(Collected data)
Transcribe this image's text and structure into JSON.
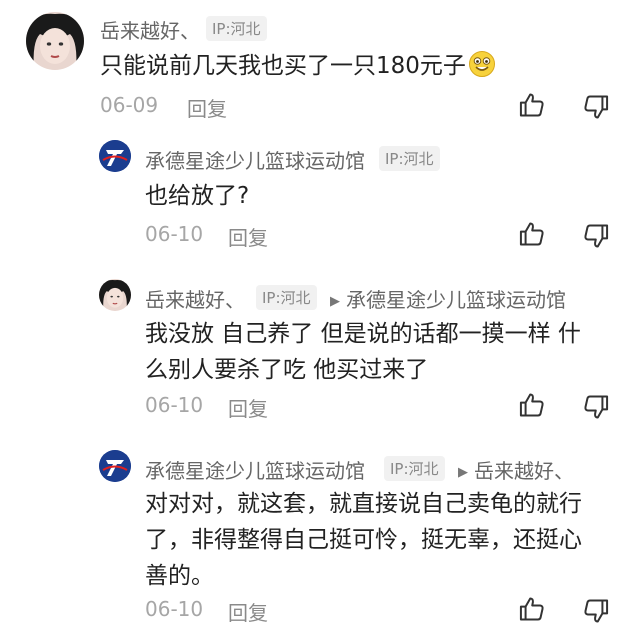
{
  "comments": [
    {
      "user": "岳来越好、",
      "ip": "IP:河北",
      "text": "只能说前几天我也买了一只180元子",
      "emoji": "smiley-emoji",
      "date": "06-09",
      "reply_label": "回复"
    },
    {
      "user": "承德星途少儿篮球运动馆",
      "ip": "IP:河北",
      "text": "也给放了?",
      "date": "06-10",
      "reply_label": "回复"
    },
    {
      "user": "岳来越好、",
      "ip": "IP:河北",
      "reply_to": "承德星途少儿篮球运动馆",
      "text_line1": "我没放 自己养了 但是说的话都一摸一样 什",
      "text_line2": "么别人要杀了吃 他买过来了",
      "date": "06-10",
      "reply_label": "回复"
    },
    {
      "user": "承德星途少儿篮球运动馆",
      "ip": "IP:河北",
      "reply_to": "岳来越好、",
      "text_line1": "对对对，就这套，就直接说自己卖龟的就行",
      "text_line2": "了，非得整得自己挺可怜，挺无辜，还挺心",
      "text_line3": "善的。",
      "date": "06-10",
      "reply_label": "回复"
    }
  ],
  "icons": {
    "like": "thumbs-up-icon",
    "dislike": "thumbs-down-icon",
    "reply_arrow": "triangle-right-icon"
  },
  "colors": {
    "logo_blue": "#1b3d8f",
    "emoji_yellow": "#f7d23c",
    "ip_tag_bg": "#f1f1f1"
  }
}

> [TASK PROMPT]: The records above should be reproduced exactly, with no pictures included.

> [REPLY TO THE EXERCISE]:
Transcribe this image's text and structure into JSON.
{
  "comments": [
    {
      "user": "岳来越好、",
      "ip": "IP:河北",
      "text": "只能说前几天我也买了一只180元子",
      "emoji": "smiley-emoji",
      "date": "06-09",
      "reply_label": "回复"
    },
    {
      "user": "承德星途少儿篮球运动馆",
      "ip": "IP:河北",
      "text": "也给放了?",
      "date": "06-10",
      "reply_label": "回复"
    },
    {
      "user": "岳来越好、",
      "ip": "IP:河北",
      "reply_to": "承德星途少儿篮球运动馆",
      "text_line1": "我没放 自己养了 但是说的话都一摸一样 什",
      "text_line2": "么别人要杀了吃 他买过来了",
      "date": "06-10",
      "reply_label": "回复"
    },
    {
      "user": "承德星途少儿篮球运动馆",
      "ip": "IP:河北",
      "reply_to": "岳来越好、",
      "text_line1": "对对对，就这套，就直接说自己卖龟的就行",
      "text_line2": "了，非得整得自己挺可怜，挺无辜，还挺心",
      "text_line3": "善的。",
      "date": "06-10",
      "reply_label": "回复"
    }
  ],
  "icons": {
    "like": "thumbs-up-icon",
    "dislike": "thumbs-down-icon",
    "reply_arrow": "triangle-right-icon"
  },
  "colors": {
    "logo_blue": "#1b3d8f",
    "emoji_yellow": "#f7d23c",
    "ip_tag_bg": "#f1f1f1"
  }
}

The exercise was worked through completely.